__TASK TO COMPLETE__.
Word for word, print each line of the listing below; pictures stay out.

# start of MATERIAL FOR THIS EXERCISE

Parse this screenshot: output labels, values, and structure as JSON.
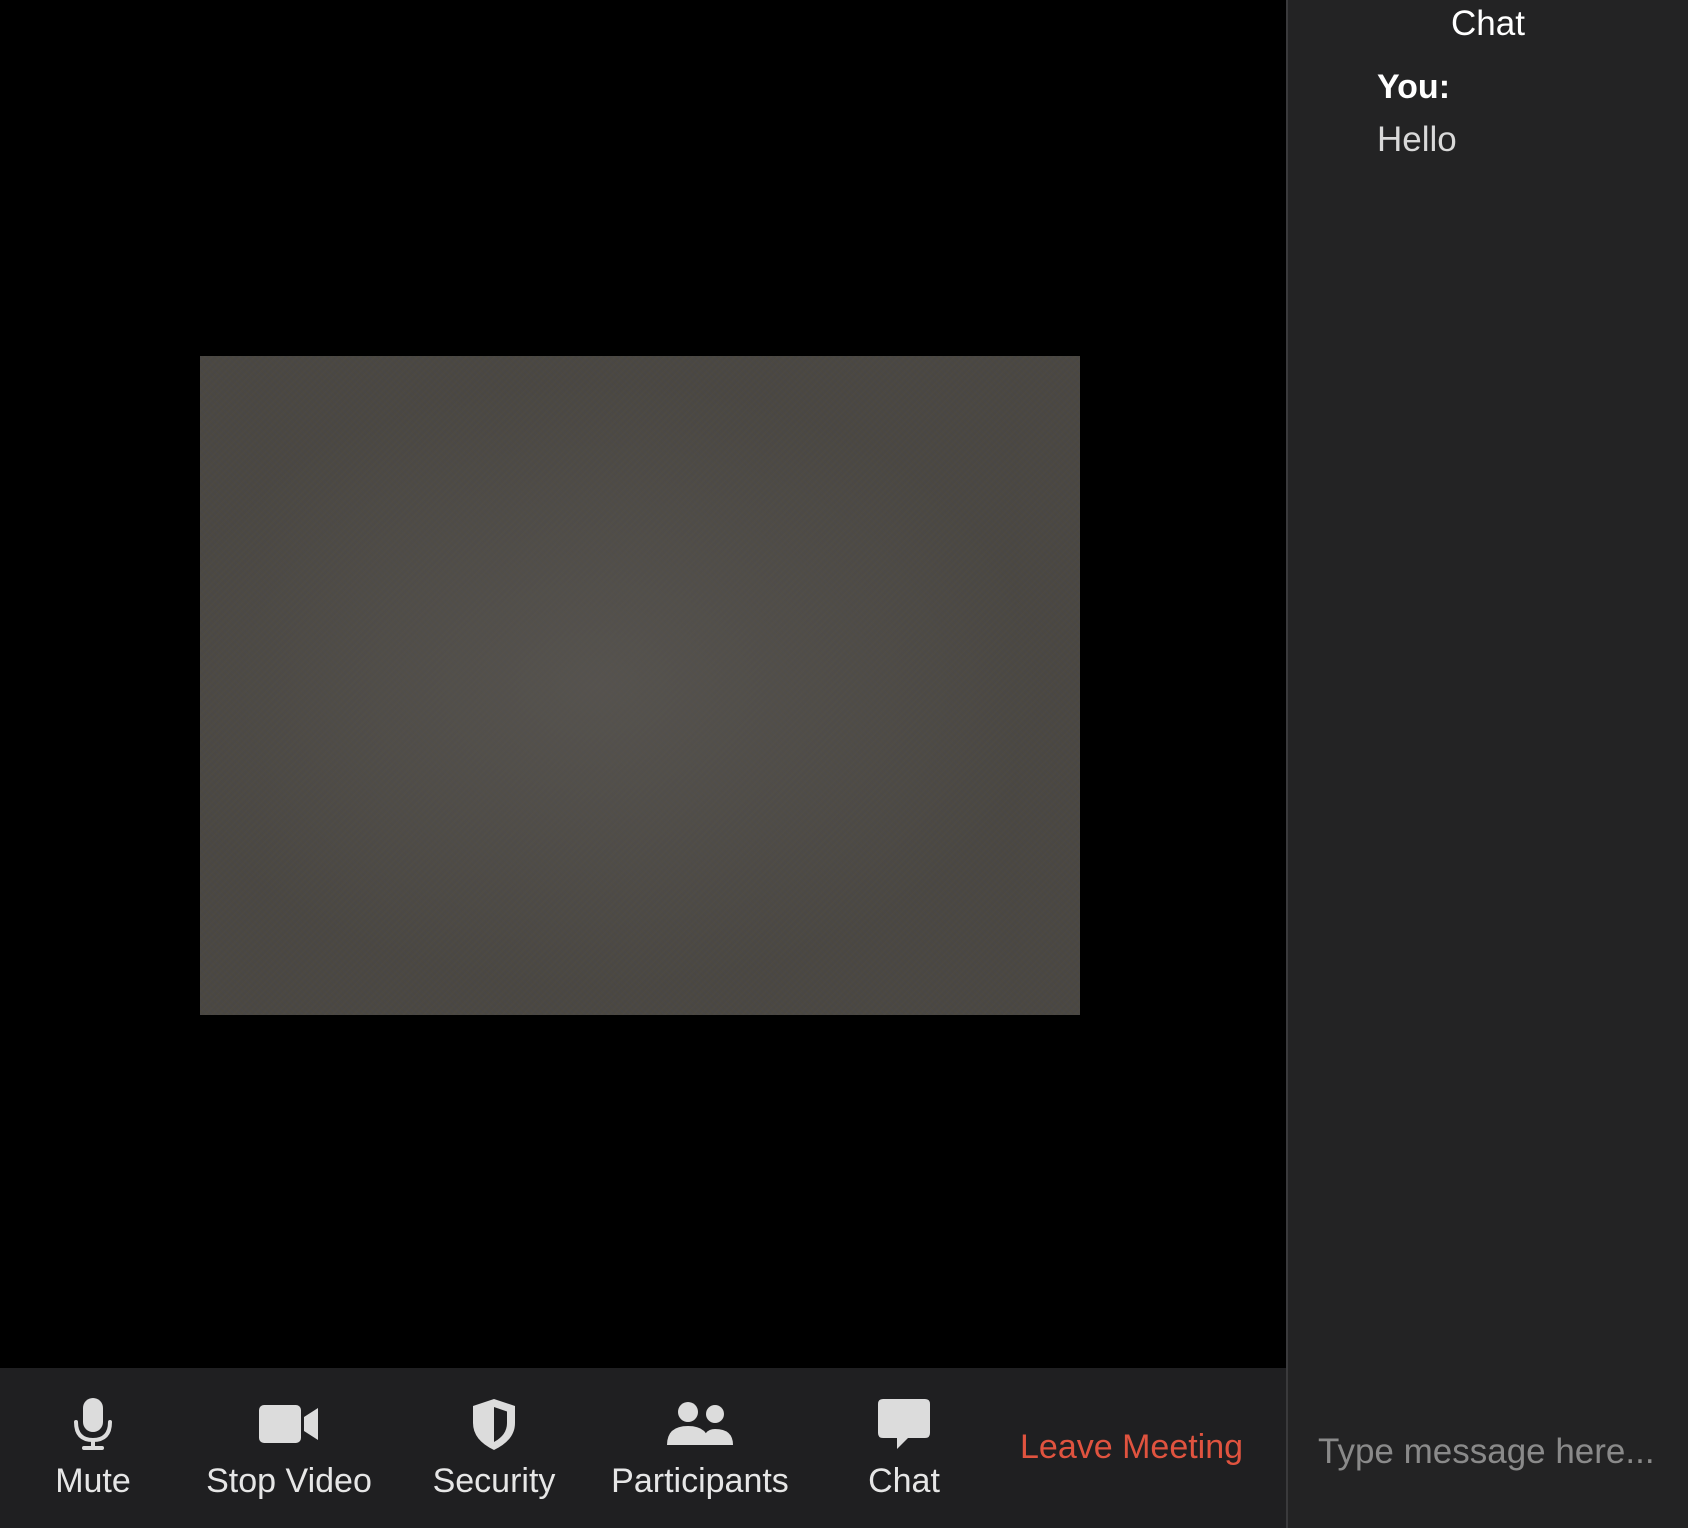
{
  "toolbar": {
    "mute_label": "Mute",
    "stop_video_label": "Stop Video",
    "security_label": "Security",
    "participants_label": "Participants",
    "chat_label": "Chat",
    "leave_label": "Leave Meeting",
    "icons": {
      "mute": "microphone-icon",
      "stop_video": "video-camera-icon",
      "security": "shield-icon",
      "participants": "participants-icon",
      "chat": "chat-bubble-icon"
    }
  },
  "chat": {
    "title": "Chat",
    "messages": [
      {
        "sender": "You:",
        "text": "Hello"
      }
    ],
    "input_placeholder": "Type message here..."
  },
  "colors": {
    "leave": "#e0533f",
    "toolbar_bg": "#1f1f21",
    "panel_bg": "#232324",
    "video_bg": "#000000"
  }
}
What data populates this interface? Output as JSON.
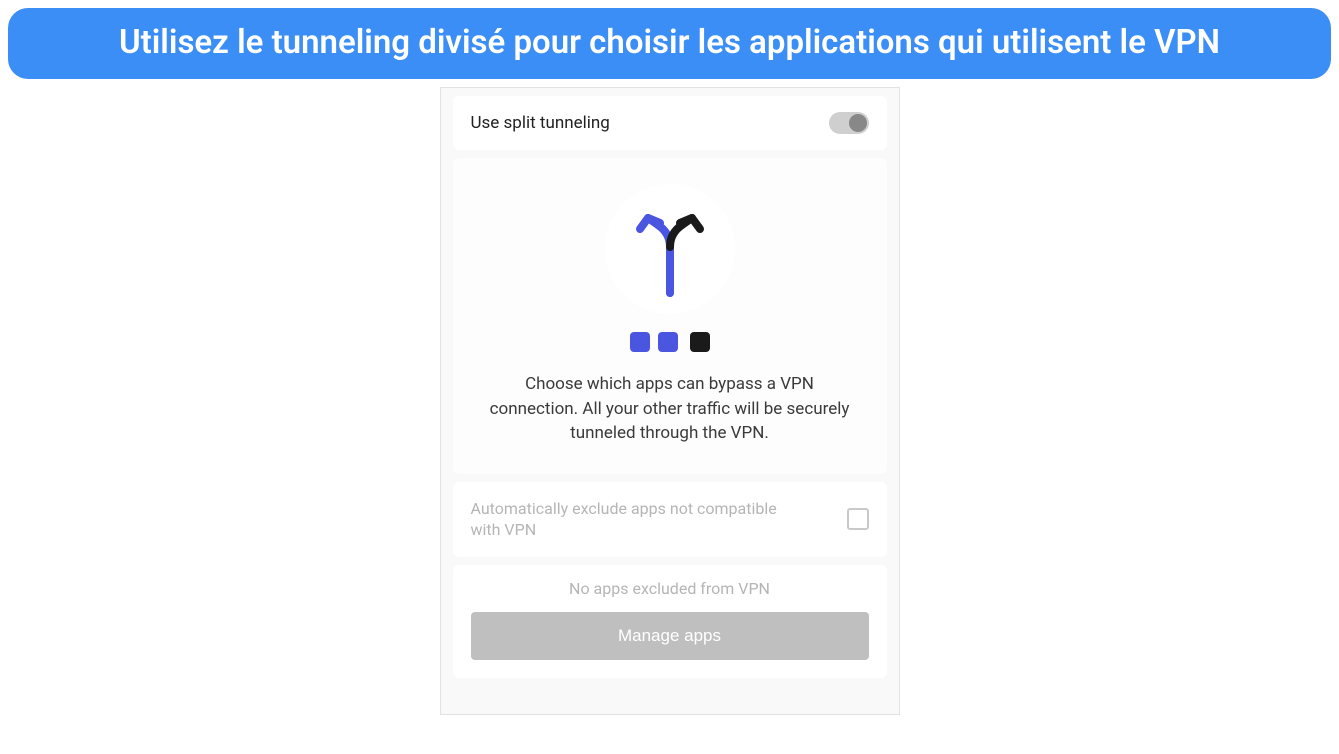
{
  "banner": {
    "title": "Utilisez le tunneling divisé pour choisir les applications qui utilisent le VPN"
  },
  "settings": {
    "split_tunneling_label": "Use split tunneling",
    "split_tunneling_enabled": false,
    "info_text": "Choose which apps can bypass a VPN connection. All your other traffic will be securely tunneled through the VPN.",
    "auto_exclude_label": "Automatically exclude apps not compatible with VPN",
    "auto_exclude_checked": false,
    "no_apps_text": "No apps excluded from VPN",
    "manage_button_label": "Manage apps"
  },
  "colors": {
    "banner_bg": "#3b8ef5",
    "accent_blue": "#4a55e0",
    "icon_black": "#1a1a1a",
    "disabled_gray": "#bfbfbf"
  }
}
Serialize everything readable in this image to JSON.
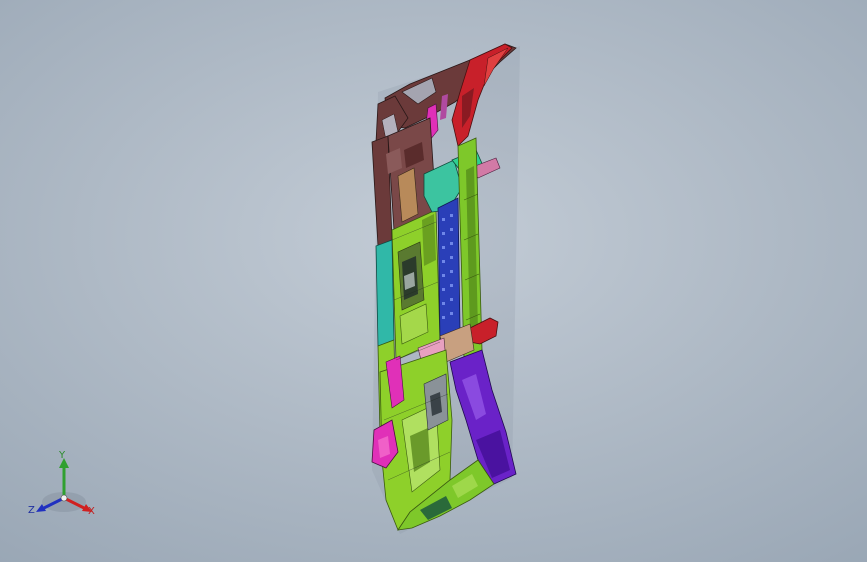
{
  "viewport": {
    "background_top": "#c3ccd6",
    "background_bottom": "#94a2b1"
  },
  "model": {
    "icon": "cad-assembly-icon",
    "part_colors": {
      "frame_dark_red": "#6b3a3a",
      "red": "#c8202a",
      "green": "#8ed02a",
      "teal": "#3cc4a0",
      "cyan": "#30c0b0",
      "blue_stack": "#2a3fb8",
      "purple": "#6a22c8",
      "magenta": "#e030b8",
      "pink": "#d8508a",
      "tan": "#b88a5a"
    }
  },
  "triad": {
    "icon": "coordinate-triad-icon",
    "x_label": "X",
    "y_label": "Y",
    "z_label": "Z",
    "x_color": "#d02020",
    "y_color": "#30a030",
    "z_color": "#2030c0"
  }
}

# end of MATERIAL FOR THIS EXERCISE

__THE SOLUTION__.
Parse this screenshot: output labels, values, and structure as JSON.
{
  "toolbar": {
    "mute_label": "Mute",
    "stop_video_label": "Stop Video",
    "security_label": "Security",
    "participants_label": "Participants",
    "chat_label": "Chat",
    "leave_label": "Leave Meeting",
    "icons": {
      "mute": "microphone-icon",
      "stop_video": "video-camera-icon",
      "security": "shield-icon",
      "participants": "participants-icon",
      "chat": "chat-bubble-icon"
    }
  },
  "chat": {
    "title": "Chat",
    "messages": [
      {
        "sender": "You:",
        "text": "Hello"
      }
    ],
    "input_placeholder": "Type message here..."
  },
  "colors": {
    "leave": "#e0533f",
    "toolbar_bg": "#1f1f21",
    "panel_bg": "#232324",
    "video_bg": "#000000"
  }
}
What data populates this interface? Output as JSON.
{
  "banner": {
    "title": "Utilisez le tunneling divisé pour choisir les applications qui utilisent le VPN"
  },
  "settings": {
    "split_tunneling_label": "Use split tunneling",
    "split_tunneling_enabled": false,
    "info_text": "Choose which apps can bypass a VPN connection. All your other traffic will be securely tunneled through the VPN.",
    "auto_exclude_label": "Automatically exclude apps not compatible with VPN",
    "auto_exclude_checked": false,
    "no_apps_text": "No apps excluded from VPN",
    "manage_button_label": "Manage apps"
  },
  "colors": {
    "banner_bg": "#3b8ef5",
    "accent_blue": "#4a55e0",
    "icon_black": "#1a1a1a",
    "disabled_gray": "#bfbfbf"
  }
}
Serialize everything readable in this image to JSON.
{
  "viewport": {
    "background_top": "#c3ccd6",
    "background_bottom": "#94a2b1"
  },
  "model": {
    "icon": "cad-assembly-icon",
    "part_colors": {
      "frame_dark_red": "#6b3a3a",
      "red": "#c8202a",
      "green": "#8ed02a",
      "teal": "#3cc4a0",
      "cyan": "#30c0b0",
      "blue_stack": "#2a3fb8",
      "purple": "#6a22c8",
      "magenta": "#e030b8",
      "pink": "#d8508a",
      "tan": "#b88a5a"
    }
  },
  "triad": {
    "icon": "coordinate-triad-icon",
    "x_label": "X",
    "y_label": "Y",
    "z_label": "Z",
    "x_color": "#d02020",
    "y_color": "#30a030",
    "z_color": "#2030c0"
  }
}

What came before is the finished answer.